* **Aim of the exercise**
Repeat all of the material below exactly as written, images excluded.

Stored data
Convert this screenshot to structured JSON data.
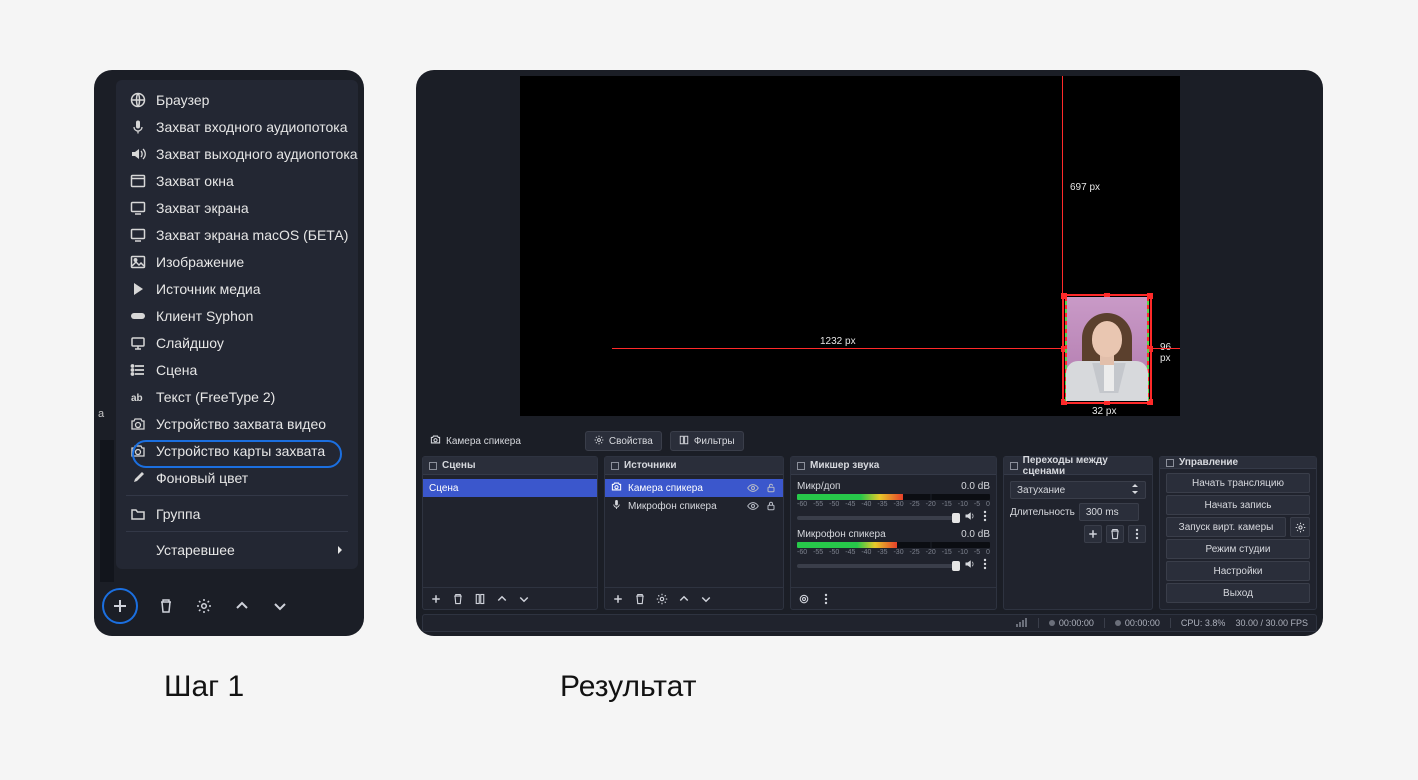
{
  "captions": {
    "left": "Шаг 1",
    "right": "Результат"
  },
  "menu": {
    "items": [
      {
        "icon": "globe-icon",
        "label": "Браузер"
      },
      {
        "icon": "mic-icon",
        "label": "Захват входного аудиопотока"
      },
      {
        "icon": "speaker-icon",
        "label": "Захват выходного аудиопотока"
      },
      {
        "icon": "window-icon",
        "label": "Захват окна"
      },
      {
        "icon": "display-icon",
        "label": "Захват экрана"
      },
      {
        "icon": "display-icon",
        "label": "Захват экрана macOS (БЕТА)"
      },
      {
        "icon": "image-icon",
        "label": "Изображение"
      },
      {
        "icon": "play-icon",
        "label": "Источник медиа"
      },
      {
        "icon": "gamepad-icon",
        "label": "Клиент Syphon"
      },
      {
        "icon": "slideshow-icon",
        "label": "Слайдшоу"
      },
      {
        "icon": "list-icon",
        "label": "Сцена"
      },
      {
        "icon": "text-icon",
        "label": "Текст (FreeType 2)"
      },
      {
        "icon": "camera-icon",
        "label": "Устройство захвата видео",
        "highlighted": true
      },
      {
        "icon": "camera-icon",
        "label": "Устройство карты захвата"
      },
      {
        "icon": "brush-icon",
        "label": "Фоновый цвет"
      }
    ],
    "group": {
      "icon": "folder-icon",
      "label": "Группа"
    },
    "deprecated": "Устаревшее"
  },
  "left_bg_hint": "а",
  "toolbar": {
    "source_name": "Камера спикера",
    "properties": "Свойства",
    "filters": "Фильтры"
  },
  "guides": {
    "top": "697 px",
    "left": "1232 px",
    "right": "96 px",
    "bottom": "32 px"
  },
  "panels": {
    "scenes": {
      "title": "Сцены",
      "item": "Сцена"
    },
    "sources": {
      "title": "Источники",
      "items": [
        {
          "icon": "camera-icon",
          "label": "Камера спикера",
          "selected": true
        },
        {
          "icon": "mic-icon",
          "label": "Микрофон спикера"
        }
      ]
    },
    "mixer": {
      "title": "Микшер звука",
      "channels": [
        {
          "name": "Микр/доп",
          "db": "0.0 dB"
        },
        {
          "name": "Микрофон спикера",
          "db": "0.0 dB"
        }
      ],
      "ticks": [
        "-60",
        "-55",
        "-50",
        "-45",
        "-40",
        "-35",
        "-30",
        "-25",
        "-20",
        "-15",
        "-10",
        "-5",
        "0"
      ]
    },
    "transitions": {
      "title": "Переходы между сценами",
      "type": "Затухание",
      "duration_label": "Длительность",
      "duration_value": "300 ms"
    },
    "controls": {
      "title": "Управление",
      "buttons": {
        "start_stream": "Начать трансляцию",
        "start_record": "Начать запись",
        "start_vcam": "Запуск вирт. камеры",
        "studio": "Режим студии",
        "settings": "Настройки",
        "exit": "Выход"
      }
    }
  },
  "status": {
    "t1": "00:00:00",
    "t2": "00:00:00",
    "cpu": "CPU: 3.8%",
    "fps": "30.00 / 30.00 FPS"
  }
}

* **Correct answer**
Convert this screenshot to structured JSON data.
{
  "captions": {
    "left": "Шаг 1",
    "right": "Результат"
  },
  "menu": {
    "items": [
      {
        "icon": "globe-icon",
        "label": "Браузер"
      },
      {
        "icon": "mic-icon",
        "label": "Захват входного аудиопотока"
      },
      {
        "icon": "speaker-icon",
        "label": "Захват выходного аудиопотока"
      },
      {
        "icon": "window-icon",
        "label": "Захват окна"
      },
      {
        "icon": "display-icon",
        "label": "Захват экрана"
      },
      {
        "icon": "display-icon",
        "label": "Захват экрана macOS (БЕТА)"
      },
      {
        "icon": "image-icon",
        "label": "Изображение"
      },
      {
        "icon": "play-icon",
        "label": "Источник медиа"
      },
      {
        "icon": "gamepad-icon",
        "label": "Клиент Syphon"
      },
      {
        "icon": "slideshow-icon",
        "label": "Слайдшоу"
      },
      {
        "icon": "list-icon",
        "label": "Сцена"
      },
      {
        "icon": "text-icon",
        "label": "Текст (FreeType 2)"
      },
      {
        "icon": "camera-icon",
        "label": "Устройство захвата видео",
        "highlighted": true
      },
      {
        "icon": "camera-icon",
        "label": "Устройство карты захвата"
      },
      {
        "icon": "brush-icon",
        "label": "Фоновый цвет"
      }
    ],
    "group": {
      "icon": "folder-icon",
      "label": "Группа"
    },
    "deprecated": "Устаревшее"
  },
  "left_bg_hint": "а",
  "toolbar": {
    "source_name": "Камера спикера",
    "properties": "Свойства",
    "filters": "Фильтры"
  },
  "guides": {
    "top": "697 px",
    "left": "1232 px",
    "right": "96 px",
    "bottom": "32 px"
  },
  "panels": {
    "scenes": {
      "title": "Сцены",
      "item": "Сцена"
    },
    "sources": {
      "title": "Источники",
      "items": [
        {
          "icon": "camera-icon",
          "label": "Камера спикера",
          "selected": true
        },
        {
          "icon": "mic-icon",
          "label": "Микрофон спикера"
        }
      ]
    },
    "mixer": {
      "title": "Микшер звука",
      "channels": [
        {
          "name": "Микр/доп",
          "db": "0.0 dB"
        },
        {
          "name": "Микрофон спикера",
          "db": "0.0 dB"
        }
      ],
      "ticks": [
        "-60",
        "-55",
        "-50",
        "-45",
        "-40",
        "-35",
        "-30",
        "-25",
        "-20",
        "-15",
        "-10",
        "-5",
        "0"
      ]
    },
    "transitions": {
      "title": "Переходы между сценами",
      "type": "Затухание",
      "duration_label": "Длительность",
      "duration_value": "300 ms"
    },
    "controls": {
      "title": "Управление",
      "buttons": {
        "start_stream": "Начать трансляцию",
        "start_record": "Начать запись",
        "start_vcam": "Запуск вирт. камеры",
        "studio": "Режим студии",
        "settings": "Настройки",
        "exit": "Выход"
      }
    }
  },
  "status": {
    "t1": "00:00:00",
    "t2": "00:00:00",
    "cpu": "CPU: 3.8%",
    "fps": "30.00 / 30.00 FPS"
  }
}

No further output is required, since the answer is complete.